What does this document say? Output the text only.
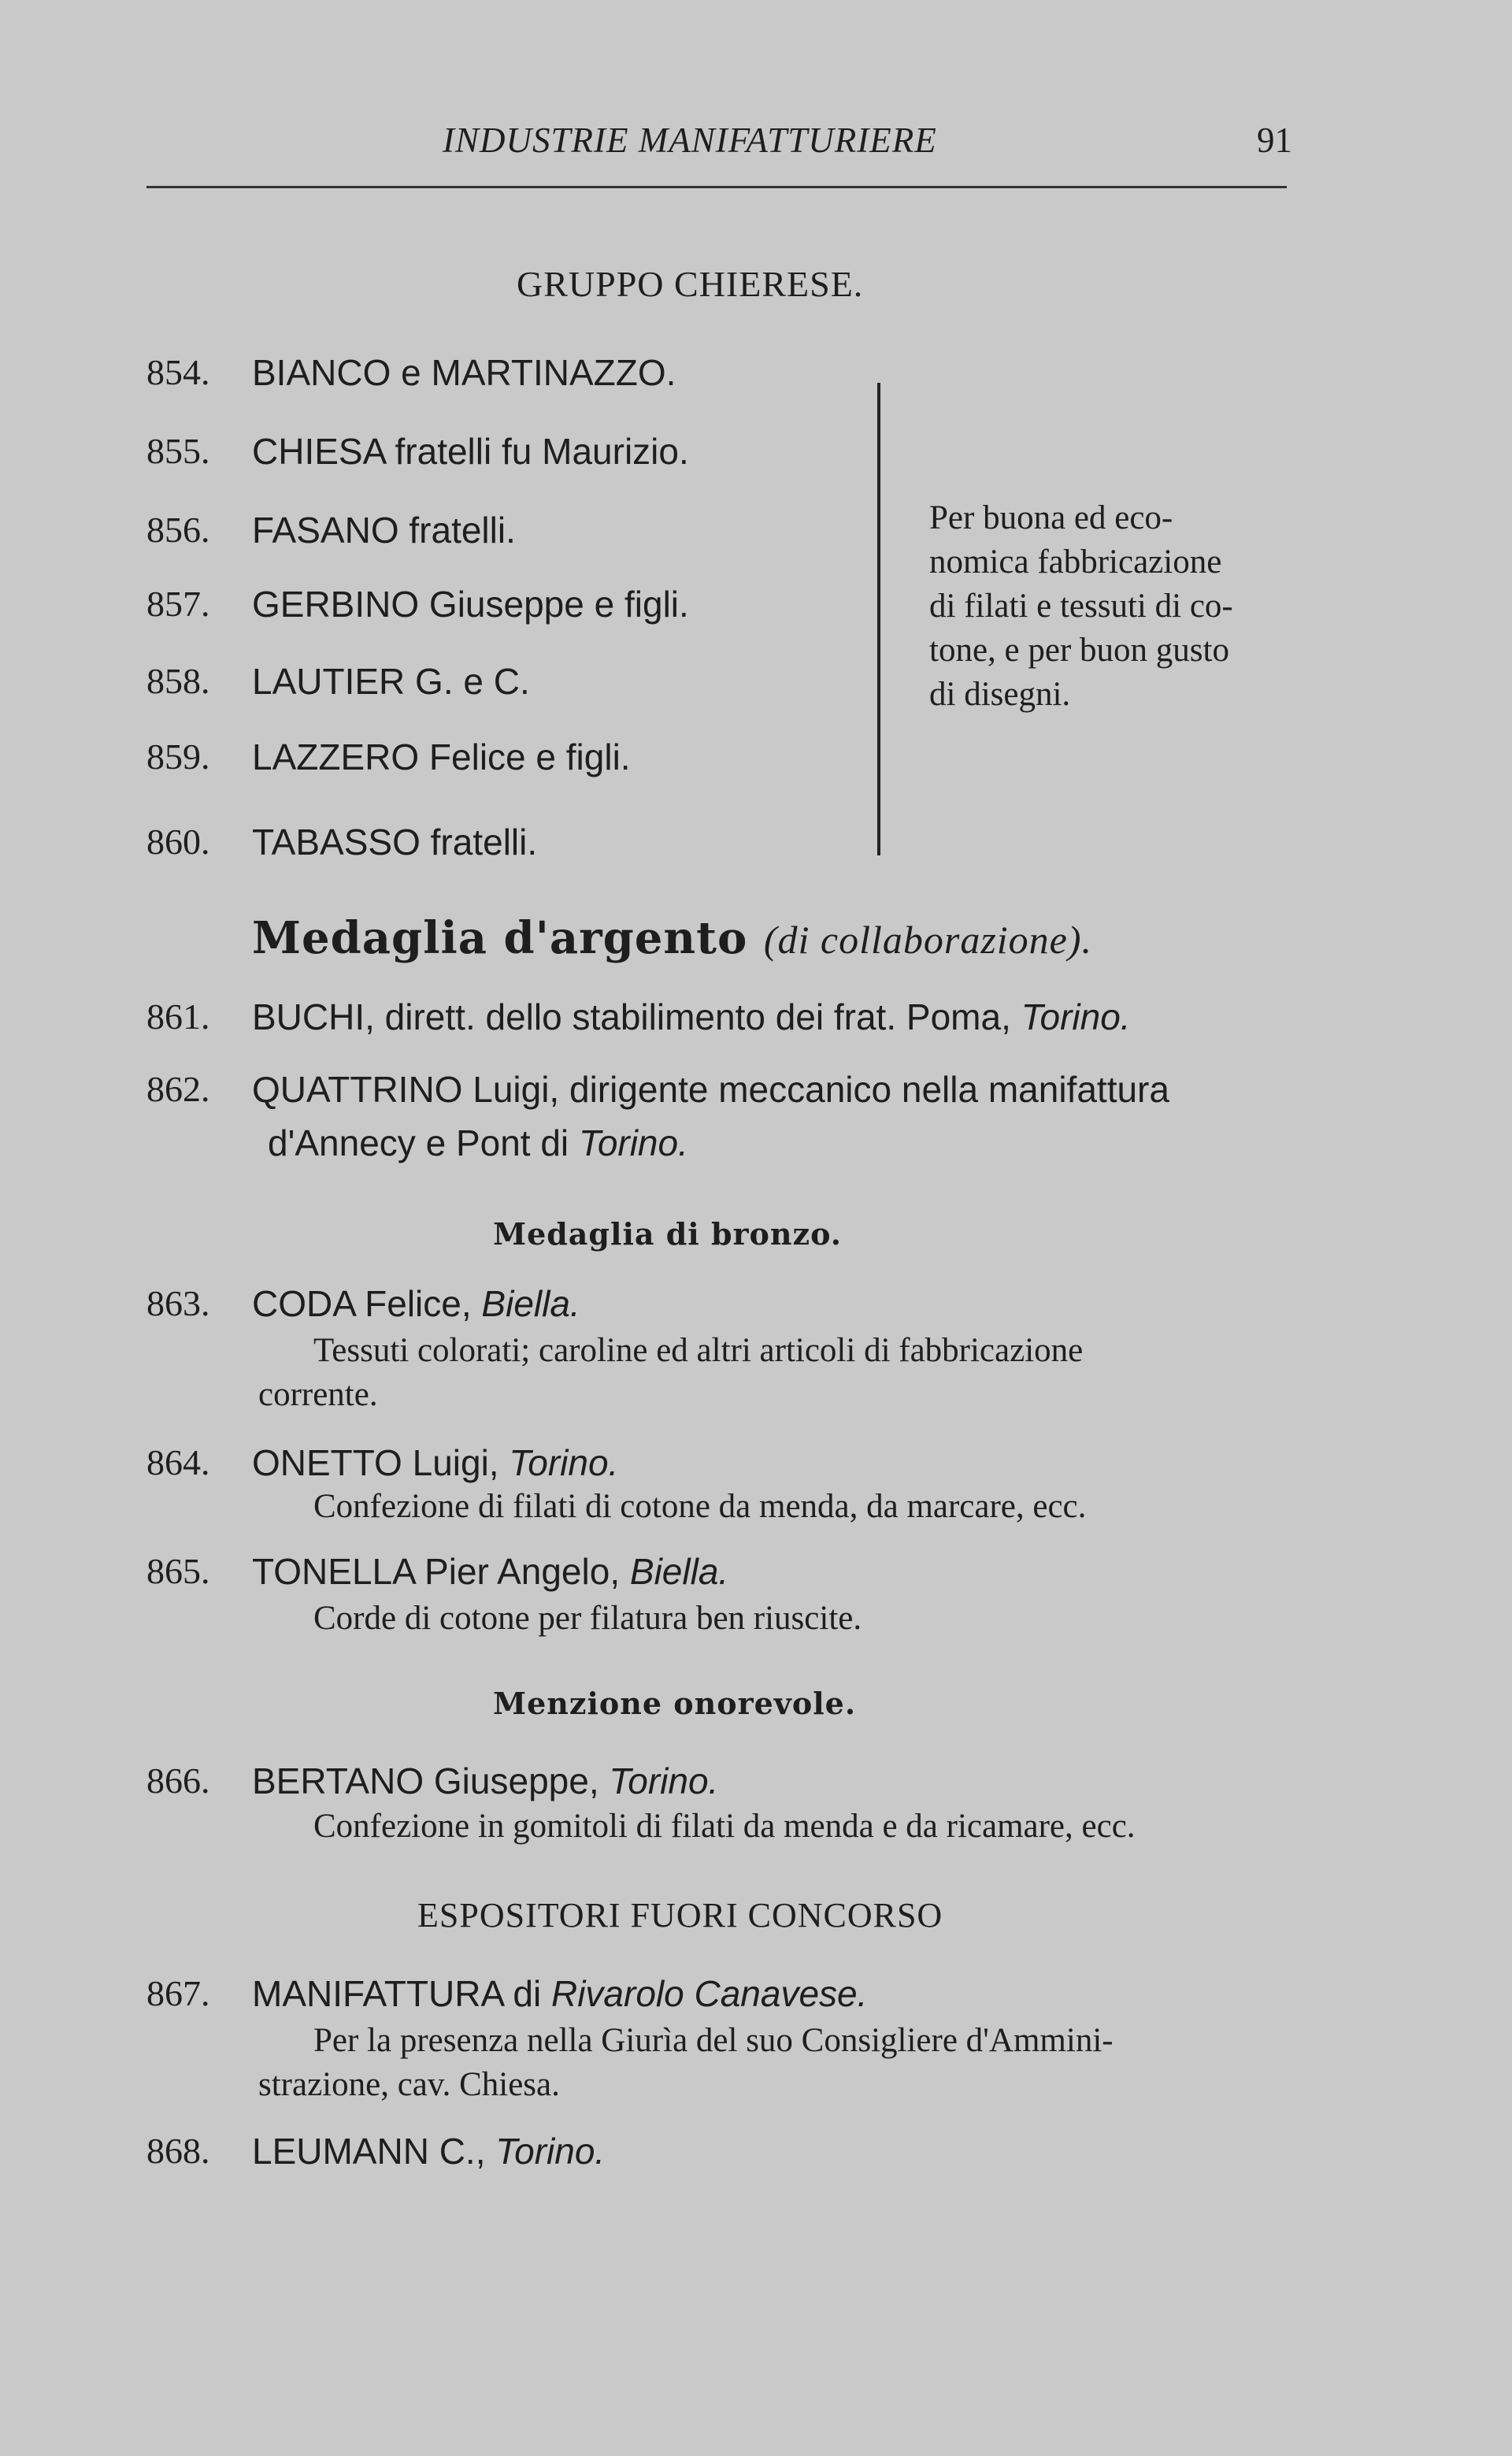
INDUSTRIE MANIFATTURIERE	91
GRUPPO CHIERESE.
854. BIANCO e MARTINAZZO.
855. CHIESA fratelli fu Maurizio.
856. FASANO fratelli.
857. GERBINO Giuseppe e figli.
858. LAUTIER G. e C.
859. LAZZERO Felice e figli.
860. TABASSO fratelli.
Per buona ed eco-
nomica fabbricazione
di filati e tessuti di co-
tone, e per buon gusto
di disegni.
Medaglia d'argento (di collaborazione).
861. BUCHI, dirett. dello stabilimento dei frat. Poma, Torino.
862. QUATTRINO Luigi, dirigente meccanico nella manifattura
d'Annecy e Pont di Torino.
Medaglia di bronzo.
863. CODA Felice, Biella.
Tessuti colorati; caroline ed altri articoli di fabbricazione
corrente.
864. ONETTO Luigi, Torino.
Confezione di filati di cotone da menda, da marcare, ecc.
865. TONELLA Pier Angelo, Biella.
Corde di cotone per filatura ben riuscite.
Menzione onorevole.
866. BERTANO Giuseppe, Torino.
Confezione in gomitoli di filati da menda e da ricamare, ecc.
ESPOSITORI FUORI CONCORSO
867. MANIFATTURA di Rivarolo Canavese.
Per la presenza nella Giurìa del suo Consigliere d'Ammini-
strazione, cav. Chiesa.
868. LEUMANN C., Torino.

SHORT EXERCISE: Write every entry out again exactly, dropping the pictures.

OUTPUT:
What does this document say? Output the text only.
INDUSTRIE MANIFATTURIERE	91
GRUPPO CHIERESE.
854. BIANCO e MARTINAZZO.
855. CHIESA fratelli fu Maurizio.
856. FASANO fratelli.
857. GERBINO Giuseppe e figli.
858. LAUTIER G. e C.
859. LAZZERO Felice e figli.
860. TABASSO fratelli.
Per buona ed eco-
nomica fabbricazione
di filati e tessuti di co-
tone, e per buon gusto
di disegni.
Medaglia d'argento (di collaborazione).
861. BUCHI, dirett. dello stabilimento dei frat. Poma, Torino.
862. QUATTRINO Luigi, dirigente meccanico nella manifattura
d'Annecy e Pont di Torino.
Medaglia di bronzo.
863. CODA Felice, Biella.
Tessuti colorati; caroline ed altri articoli di fabbricazione
corrente.
864. ONETTO Luigi, Torino.
Confezione di filati di cotone da menda, da marcare, ecc.
865. TONELLA Pier Angelo, Biella.
Corde di cotone per filatura ben riuscite.
Menzione onorevole.
866. BERTANO Giuseppe, Torino.
Confezione in gomitoli di filati da menda e da ricamare, ecc.
ESPOSITORI FUORI CONCORSO
867. MANIFATTURA di Rivarolo Canavese.
Per la presenza nella Giurìa del suo Consigliere d'Ammini-
strazione, cav. Chiesa.
868. LEUMANN C., Torino.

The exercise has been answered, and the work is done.